→ ASSIGNED TASK A
Answer these questions from the Bolivia election excerpt, one line each:
(i) What is the full name of the party known as MAS?
(ii) What election date did Anez seek a consensus around?
(iii) How many coronavirus deaths has Bolivia reported?
→ ASSIGNED TASK B
In the Bolivia election excerpt, rewrite the passage from "In a tweet last" to "a written statement.", changing "Anez" to "Áñez".
→ ASSIGNED TASK C
Please write what comes next in the Bolivia election excerpt, picking up after its final sentence.

→ EXTRACT PROVIDED
-- Opening Marker --

But despite the relative calm, tensions are still brewing in Bolivia among the main contenders of the elections: Morales’s powerful Movement for Socialism (MAS) party and a fragmented conservative opposition, which includes interim President Jeanine Anez, a right-wing leader who took over in a power vacuum last year, promising swift new elections.

Anez, who has sustained heavy criticism for her handling of the coronavirus pandemic, has also been accused of seeking to delay the vote to salvage her own election prospects and to consolidate her grip on power.

In a tweet last week, Anez called for a national dialogue to reach a consensus around the October 18 election date.

“Bolivia has two paths,” she said in a tweet. “The path of blockade, mourning and pain that the MAS proposes, or the path of dialogue, health, economic reactivation, and generation of jobs that we are proposing.”

Bolivia has reported more than 100,000 coronavirus cases and 4,058 deaths. The disease has sickened top government officials – including Anez herself – and overwhelmed hospitals and funeral homes.

Officials have been accused of corruption in ventilator procurements, and rights groups have blasted her government for arresting political opponents under the guise of the spread of “misinformation.”

“We are concerned about the human rights situation in Bolivia,” Jose Miguel Vivanco, director of Human Rights Watch’s Americas division, told Al Jazeera in a written statement.

-- Closing Marker --

(Stored dataset items)
-- Opening Marker --

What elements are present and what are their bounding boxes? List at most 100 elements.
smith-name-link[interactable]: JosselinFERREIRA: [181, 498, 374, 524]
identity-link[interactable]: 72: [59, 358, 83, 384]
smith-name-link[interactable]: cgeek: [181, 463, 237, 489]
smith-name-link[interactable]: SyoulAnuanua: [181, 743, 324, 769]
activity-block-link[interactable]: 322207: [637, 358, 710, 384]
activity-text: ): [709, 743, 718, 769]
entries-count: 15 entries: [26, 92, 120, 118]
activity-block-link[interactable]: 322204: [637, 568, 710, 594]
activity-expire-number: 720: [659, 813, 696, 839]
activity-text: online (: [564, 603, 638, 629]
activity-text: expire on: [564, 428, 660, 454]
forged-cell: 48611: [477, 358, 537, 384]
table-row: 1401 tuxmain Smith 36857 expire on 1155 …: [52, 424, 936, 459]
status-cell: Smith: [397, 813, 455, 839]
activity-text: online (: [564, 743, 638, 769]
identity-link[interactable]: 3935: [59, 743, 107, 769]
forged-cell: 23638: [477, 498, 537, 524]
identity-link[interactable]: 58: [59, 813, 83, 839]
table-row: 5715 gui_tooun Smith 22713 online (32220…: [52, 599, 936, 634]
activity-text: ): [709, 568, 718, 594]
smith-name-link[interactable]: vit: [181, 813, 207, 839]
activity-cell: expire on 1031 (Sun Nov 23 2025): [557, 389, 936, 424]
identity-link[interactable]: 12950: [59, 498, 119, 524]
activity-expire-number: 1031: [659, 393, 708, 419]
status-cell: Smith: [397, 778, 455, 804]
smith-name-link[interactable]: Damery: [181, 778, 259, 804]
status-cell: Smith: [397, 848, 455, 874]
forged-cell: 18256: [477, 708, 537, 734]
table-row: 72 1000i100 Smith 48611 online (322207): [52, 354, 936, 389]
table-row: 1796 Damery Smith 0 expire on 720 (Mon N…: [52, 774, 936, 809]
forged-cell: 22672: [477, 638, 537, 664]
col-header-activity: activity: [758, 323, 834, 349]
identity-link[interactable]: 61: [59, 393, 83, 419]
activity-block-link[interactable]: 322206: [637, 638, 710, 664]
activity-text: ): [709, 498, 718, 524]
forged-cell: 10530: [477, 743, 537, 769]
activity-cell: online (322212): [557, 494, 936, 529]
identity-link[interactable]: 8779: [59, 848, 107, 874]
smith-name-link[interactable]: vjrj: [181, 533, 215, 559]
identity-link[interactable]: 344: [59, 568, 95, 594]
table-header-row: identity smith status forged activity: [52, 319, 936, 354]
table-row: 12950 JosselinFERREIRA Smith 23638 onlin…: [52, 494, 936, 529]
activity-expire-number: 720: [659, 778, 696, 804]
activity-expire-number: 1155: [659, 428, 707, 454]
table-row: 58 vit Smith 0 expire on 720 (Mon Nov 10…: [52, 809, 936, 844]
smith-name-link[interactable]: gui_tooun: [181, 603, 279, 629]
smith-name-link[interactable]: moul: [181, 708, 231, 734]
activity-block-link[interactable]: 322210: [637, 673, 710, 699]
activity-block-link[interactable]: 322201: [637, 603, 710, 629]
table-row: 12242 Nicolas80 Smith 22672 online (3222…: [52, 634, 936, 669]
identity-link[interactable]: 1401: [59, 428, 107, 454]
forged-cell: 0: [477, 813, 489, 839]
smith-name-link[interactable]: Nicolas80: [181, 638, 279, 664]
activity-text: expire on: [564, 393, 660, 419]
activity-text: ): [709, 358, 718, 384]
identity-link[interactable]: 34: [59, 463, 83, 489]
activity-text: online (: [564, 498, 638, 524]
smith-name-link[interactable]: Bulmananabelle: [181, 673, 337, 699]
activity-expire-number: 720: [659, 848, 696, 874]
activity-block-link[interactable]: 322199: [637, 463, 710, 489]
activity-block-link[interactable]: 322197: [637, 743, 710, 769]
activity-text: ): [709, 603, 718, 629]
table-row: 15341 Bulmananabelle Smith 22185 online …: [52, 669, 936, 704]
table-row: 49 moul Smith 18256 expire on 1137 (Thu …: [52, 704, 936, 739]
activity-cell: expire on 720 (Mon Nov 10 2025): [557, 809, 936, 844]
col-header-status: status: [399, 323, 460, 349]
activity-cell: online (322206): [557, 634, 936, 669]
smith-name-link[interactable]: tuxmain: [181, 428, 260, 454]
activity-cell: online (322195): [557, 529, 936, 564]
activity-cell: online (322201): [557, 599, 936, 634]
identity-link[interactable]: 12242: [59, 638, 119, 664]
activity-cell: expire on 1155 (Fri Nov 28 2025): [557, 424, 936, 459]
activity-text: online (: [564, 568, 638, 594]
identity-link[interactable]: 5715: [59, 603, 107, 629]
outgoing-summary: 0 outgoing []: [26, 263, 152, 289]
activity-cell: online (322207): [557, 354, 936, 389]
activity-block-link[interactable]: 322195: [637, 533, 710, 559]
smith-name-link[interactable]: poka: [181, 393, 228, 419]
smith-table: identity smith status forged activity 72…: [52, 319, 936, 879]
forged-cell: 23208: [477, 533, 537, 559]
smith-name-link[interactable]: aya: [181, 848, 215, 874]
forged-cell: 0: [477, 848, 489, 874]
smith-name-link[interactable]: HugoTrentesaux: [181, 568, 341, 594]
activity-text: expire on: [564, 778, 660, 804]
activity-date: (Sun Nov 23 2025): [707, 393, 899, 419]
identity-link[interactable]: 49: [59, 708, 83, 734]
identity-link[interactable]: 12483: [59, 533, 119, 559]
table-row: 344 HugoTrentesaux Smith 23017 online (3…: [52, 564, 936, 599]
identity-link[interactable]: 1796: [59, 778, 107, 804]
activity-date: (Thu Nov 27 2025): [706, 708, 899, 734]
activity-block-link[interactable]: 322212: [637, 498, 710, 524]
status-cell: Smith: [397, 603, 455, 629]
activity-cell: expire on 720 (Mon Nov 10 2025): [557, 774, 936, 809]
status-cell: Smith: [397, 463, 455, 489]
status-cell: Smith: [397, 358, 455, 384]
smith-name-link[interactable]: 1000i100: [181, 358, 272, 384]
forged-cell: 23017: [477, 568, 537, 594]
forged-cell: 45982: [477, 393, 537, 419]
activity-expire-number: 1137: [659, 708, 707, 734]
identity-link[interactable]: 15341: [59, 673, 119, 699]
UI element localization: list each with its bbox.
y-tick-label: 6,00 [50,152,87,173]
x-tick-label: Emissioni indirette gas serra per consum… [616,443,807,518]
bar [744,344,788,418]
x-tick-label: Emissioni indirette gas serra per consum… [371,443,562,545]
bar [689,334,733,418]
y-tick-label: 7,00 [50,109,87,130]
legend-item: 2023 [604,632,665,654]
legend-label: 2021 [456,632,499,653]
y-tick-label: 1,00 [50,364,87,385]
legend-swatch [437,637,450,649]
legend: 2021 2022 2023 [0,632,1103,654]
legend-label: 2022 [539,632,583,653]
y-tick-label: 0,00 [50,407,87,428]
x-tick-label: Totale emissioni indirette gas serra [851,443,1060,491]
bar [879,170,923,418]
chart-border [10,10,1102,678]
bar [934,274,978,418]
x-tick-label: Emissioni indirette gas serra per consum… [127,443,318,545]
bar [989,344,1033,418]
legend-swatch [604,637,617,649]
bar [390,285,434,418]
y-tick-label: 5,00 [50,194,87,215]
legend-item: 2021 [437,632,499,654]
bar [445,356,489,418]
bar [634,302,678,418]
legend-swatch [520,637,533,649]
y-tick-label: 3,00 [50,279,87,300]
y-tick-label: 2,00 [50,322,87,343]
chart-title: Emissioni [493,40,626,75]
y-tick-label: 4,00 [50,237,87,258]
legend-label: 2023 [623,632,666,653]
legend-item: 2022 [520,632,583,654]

-- Closing Marker --

→ YOUR RESPONSE A
(i) Movement for Socialism
(ii) October 18
(iii) 4,058

→ YOUR RESPONSE B
In a tweet last week, Áñez called for a national dialogue to reach a consensus around the October 18 election date.

“Bolivia has two paths,” she said in a tweet. “The path of blockade, mourning and pain that the MAS proposes, or the path of dialogue, health, economic reactivation, and generation of jobs that we are proposing.”

Bolivia has reported more than 100,000 coronavirus cases and 4,058 deaths. The disease has sickened top government officials – including Áñez herself – and overwhelmed hospitals and funeral homes.

Officials have been accused of corruption in ventilator procurements, and rights groups have blasted her government for arresting political opponents under the guise of the spread of “misinformation.”

“We are concerned about the human rights situation in Bolivia,” Jose Miguel Vivanco, director of Human Rights Watch’s Americas division, told Al Jazeera in a written statement.

→ YOUR RESPONSE C
“Since it took office in November of last year, the interim government has sought charges of terrorism, sedition and other crimes against Evo Morales supporters based on generic allegations, without actual, tangible evidence that the accused had committed any crime,” Vivanco said.

Government restraint

In response to the latest street blockades, Anez’s government had threatened to deploy police and military forces onto the streets to ensure the passage of medical supplies, after saying more than 30 coronavirus patients had died because oxygen could not be delivered to hospitals. Protest organisers denied that they had prevented medical necessities, ambulances or fuel from passing through the blockades.

But the move sparked fears of a return to last year’s violence, when two dozen of Morales’s supporters were killed during clashes with security forces.

“These street blockades were the first big test of how MAS politics or street politics would perform in post-Morales Bolivia,” said Carwil Bjork-James a scholar of Bolivian protest movements at Vanderbilt University,

“There was a big question of whether the government would show restraint or not, and they did not resort to deadly force, even though some parts of the right-wing base wanted them to,” Bjork-James told Al Jazeera.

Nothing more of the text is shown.